Records for this task →
◆ ◆ ◆ ◆
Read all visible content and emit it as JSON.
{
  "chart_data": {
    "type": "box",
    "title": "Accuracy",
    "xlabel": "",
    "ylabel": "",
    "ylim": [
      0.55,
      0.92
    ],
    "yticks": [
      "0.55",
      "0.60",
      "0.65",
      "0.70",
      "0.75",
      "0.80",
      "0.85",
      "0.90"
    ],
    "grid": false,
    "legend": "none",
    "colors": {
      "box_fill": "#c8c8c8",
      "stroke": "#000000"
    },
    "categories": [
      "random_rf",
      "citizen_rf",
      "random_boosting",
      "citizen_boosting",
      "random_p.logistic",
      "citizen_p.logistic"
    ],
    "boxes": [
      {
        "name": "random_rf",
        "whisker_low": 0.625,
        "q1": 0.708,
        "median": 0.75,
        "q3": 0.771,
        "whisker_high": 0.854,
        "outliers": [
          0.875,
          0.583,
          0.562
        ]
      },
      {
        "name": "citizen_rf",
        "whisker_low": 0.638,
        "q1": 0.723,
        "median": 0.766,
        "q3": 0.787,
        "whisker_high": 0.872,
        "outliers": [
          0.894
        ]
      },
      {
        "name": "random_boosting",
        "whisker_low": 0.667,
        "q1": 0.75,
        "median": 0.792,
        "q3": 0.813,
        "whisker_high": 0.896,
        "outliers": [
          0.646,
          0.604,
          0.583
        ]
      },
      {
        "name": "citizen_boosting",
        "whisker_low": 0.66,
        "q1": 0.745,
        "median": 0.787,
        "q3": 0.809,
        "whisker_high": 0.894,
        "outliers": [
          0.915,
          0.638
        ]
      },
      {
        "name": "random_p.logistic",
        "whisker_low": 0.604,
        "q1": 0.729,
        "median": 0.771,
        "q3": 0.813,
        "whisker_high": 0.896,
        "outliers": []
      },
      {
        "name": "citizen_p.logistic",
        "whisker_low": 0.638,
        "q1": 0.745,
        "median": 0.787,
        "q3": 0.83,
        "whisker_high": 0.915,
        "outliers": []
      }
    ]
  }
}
◆ ◆ ◆ ◆
Given exercise →
Set down the entries above again, word for word.

Written response →
Read all visible content and emit it as JSON.
{
  "chart_data": {
    "type": "box",
    "title": "Accuracy",
    "xlabel": "",
    "ylabel": "",
    "ylim": [
      0.55,
      0.92
    ],
    "yticks": [
      "0.55",
      "0.60",
      "0.65",
      "0.70",
      "0.75",
      "0.80",
      "0.85",
      "0.90"
    ],
    "grid": false,
    "legend": "none",
    "colors": {
      "box_fill": "#c8c8c8",
      "stroke": "#000000"
    },
    "categories": [
      "random_rf",
      "citizen_rf",
      "random_boosting",
      "citizen_boosting",
      "random_p.logistic",
      "citizen_p.logistic"
    ],
    "boxes": [
      {
        "name": "random_rf",
        "whisker_low": 0.625,
        "q1": 0.708,
        "median": 0.75,
        "q3": 0.771,
        "whisker_high": 0.854,
        "outliers": [
          0.875,
          0.583,
          0.562
        ]
      },
      {
        "name": "citizen_rf",
        "whisker_low": 0.638,
        "q1": 0.723,
        "median": 0.766,
        "q3": 0.787,
        "whisker_high": 0.872,
        "outliers": [
          0.894
        ]
      },
      {
        "name": "random_boosting",
        "whisker_low": 0.667,
        "q1": 0.75,
        "median": 0.792,
        "q3": 0.813,
        "whisker_high": 0.896,
        "outliers": [
          0.646,
          0.604,
          0.583
        ]
      },
      {
        "name": "citizen_boosting",
        "whisker_low": 0.66,
        "q1": 0.745,
        "median": 0.787,
        "q3": 0.809,
        "whisker_high": 0.894,
        "outliers": [
          0.915,
          0.638
        ]
      },
      {
        "name": "random_p.logistic",
        "whisker_low": 0.604,
        "q1": 0.729,
        "median": 0.771,
        "q3": 0.813,
        "whisker_high": 0.896,
        "outliers": []
      },
      {
        "name": "citizen_p.logistic",
        "whisker_low": 0.638,
        "q1": 0.745,
        "median": 0.787,
        "q3": 0.83,
        "whisker_high": 0.915,
        "outliers": []
      }
    ]
  }
}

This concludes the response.